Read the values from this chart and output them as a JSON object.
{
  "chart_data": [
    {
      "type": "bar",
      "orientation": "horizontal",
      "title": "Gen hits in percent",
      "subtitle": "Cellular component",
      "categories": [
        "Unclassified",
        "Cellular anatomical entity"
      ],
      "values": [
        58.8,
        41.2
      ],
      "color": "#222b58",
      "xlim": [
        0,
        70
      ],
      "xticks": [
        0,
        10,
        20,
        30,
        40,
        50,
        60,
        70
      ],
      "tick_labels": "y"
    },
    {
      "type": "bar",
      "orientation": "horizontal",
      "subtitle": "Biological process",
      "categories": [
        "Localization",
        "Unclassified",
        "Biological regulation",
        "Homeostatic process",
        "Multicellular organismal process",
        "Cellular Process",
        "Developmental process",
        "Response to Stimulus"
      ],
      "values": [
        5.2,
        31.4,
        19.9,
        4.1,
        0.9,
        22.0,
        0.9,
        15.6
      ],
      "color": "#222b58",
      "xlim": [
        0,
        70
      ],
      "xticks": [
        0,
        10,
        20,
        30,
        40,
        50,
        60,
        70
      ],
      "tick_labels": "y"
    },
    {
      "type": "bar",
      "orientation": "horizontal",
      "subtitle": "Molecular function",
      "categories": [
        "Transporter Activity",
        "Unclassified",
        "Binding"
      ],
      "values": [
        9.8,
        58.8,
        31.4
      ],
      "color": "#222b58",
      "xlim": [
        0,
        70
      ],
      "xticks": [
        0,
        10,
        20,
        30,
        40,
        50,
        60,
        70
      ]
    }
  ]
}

::::::::

▸ **What you have to do**
Find every line in the entries that includes the word "Biological", then state how many there are and nothing else.

▸ **The output**
2